WHAT THIS TASK INVOLVES:
Determine how many lines of the material hold the string "апреля" and reply with only that number.

LISTED RECORDS:
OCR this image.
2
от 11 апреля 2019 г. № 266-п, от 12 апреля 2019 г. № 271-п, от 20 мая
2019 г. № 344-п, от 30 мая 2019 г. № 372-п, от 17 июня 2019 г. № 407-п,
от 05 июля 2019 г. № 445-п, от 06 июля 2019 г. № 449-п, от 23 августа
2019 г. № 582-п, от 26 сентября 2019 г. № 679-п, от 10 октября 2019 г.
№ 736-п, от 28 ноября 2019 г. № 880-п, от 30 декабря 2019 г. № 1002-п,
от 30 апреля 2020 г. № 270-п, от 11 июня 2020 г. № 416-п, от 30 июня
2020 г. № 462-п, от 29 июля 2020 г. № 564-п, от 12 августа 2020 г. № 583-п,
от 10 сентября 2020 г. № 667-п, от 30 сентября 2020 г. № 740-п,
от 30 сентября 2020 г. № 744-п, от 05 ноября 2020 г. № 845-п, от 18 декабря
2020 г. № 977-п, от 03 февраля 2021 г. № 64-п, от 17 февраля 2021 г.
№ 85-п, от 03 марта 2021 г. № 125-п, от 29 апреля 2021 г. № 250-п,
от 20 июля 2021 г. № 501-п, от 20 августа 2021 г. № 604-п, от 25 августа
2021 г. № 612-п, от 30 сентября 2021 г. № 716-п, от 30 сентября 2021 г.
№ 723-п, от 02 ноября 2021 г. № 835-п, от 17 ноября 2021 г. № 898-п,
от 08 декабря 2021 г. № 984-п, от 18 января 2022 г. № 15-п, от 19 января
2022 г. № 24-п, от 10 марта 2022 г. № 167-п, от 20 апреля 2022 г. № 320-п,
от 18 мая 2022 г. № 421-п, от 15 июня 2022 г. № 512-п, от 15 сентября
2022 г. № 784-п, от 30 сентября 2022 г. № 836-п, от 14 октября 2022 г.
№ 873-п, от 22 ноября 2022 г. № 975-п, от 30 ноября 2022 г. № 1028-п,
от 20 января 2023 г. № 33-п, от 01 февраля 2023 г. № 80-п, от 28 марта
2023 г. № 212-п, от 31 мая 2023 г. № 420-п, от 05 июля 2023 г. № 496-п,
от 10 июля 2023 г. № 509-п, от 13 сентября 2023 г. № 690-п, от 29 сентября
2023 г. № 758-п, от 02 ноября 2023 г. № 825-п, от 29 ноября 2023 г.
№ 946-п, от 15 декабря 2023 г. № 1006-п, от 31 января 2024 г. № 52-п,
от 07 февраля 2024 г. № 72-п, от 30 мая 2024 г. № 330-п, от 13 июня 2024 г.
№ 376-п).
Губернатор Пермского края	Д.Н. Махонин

SOLUTION TO THIS EXERCISE:
4